Work to do: Write out the whole listing again, exactly as given.

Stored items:
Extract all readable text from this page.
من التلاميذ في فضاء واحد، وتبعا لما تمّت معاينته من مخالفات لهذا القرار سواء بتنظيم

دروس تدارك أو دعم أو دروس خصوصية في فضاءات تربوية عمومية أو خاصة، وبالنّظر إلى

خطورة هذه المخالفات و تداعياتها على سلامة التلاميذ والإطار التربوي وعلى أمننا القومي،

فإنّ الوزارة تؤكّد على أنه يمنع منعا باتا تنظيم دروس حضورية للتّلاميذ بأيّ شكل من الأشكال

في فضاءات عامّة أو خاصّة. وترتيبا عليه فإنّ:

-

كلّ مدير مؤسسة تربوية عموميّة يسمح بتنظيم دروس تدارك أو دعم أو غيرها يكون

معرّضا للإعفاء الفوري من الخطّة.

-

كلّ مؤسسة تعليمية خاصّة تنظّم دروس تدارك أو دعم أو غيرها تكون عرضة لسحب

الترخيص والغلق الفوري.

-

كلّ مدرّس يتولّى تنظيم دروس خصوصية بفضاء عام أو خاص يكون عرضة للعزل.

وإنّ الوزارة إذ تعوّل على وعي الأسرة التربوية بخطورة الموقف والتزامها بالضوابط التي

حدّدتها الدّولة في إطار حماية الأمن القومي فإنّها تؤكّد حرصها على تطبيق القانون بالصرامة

Final result:
Extract all readable text from this page.
من التلاميذ في فضاء واحد، وتبعا لما تمّت معاينته من مخالفات لهذا القرار سواء بتنظيم

دروس تدارك أو دعم أو دروس خصوصية في فضاءات تربوية عمومية أو خاصة، وبالنّظر إلى

خطورة هذه المخالفات و تداعياتها على سلامة التلاميذ والإطار التربوي وعلى أمننا القومي،

فإنّ الوزارة تؤكّد على أنه يمنع منعا باتا تنظيم دروس حضورية للتّلاميذ بأيّ شكل من الأشكال

في فضاءات عامّة أو خاصّة. وترتيبا عليه فإنّ:

-

كلّ مدير مؤسسة تربوية عموميّة يسمح بتنظيم دروس تدارك أو دعم أو غيرها يكون

معرّضا للإعفاء الفوري من الخطّة.

-

كلّ مؤسسة تعليمية خاصّة تنظّم دروس تدارك أو دعم أو غيرها تكون عرضة لسحب

الترخيص والغلق الفوري.

-

كلّ مدرّس يتولّى تنظيم دروس خصوصية بفضاء عام أو خاص يكون عرضة للعزل.

وإنّ الوزارة إذ تعوّل على وعي الأسرة التربوية بخطورة الموقف والتزامها بالضوابط التي

حدّدتها الدّولة في إطار حماية الأمن القومي فإنّها تؤكّد حرصها على تطبيق القانون بالصرامة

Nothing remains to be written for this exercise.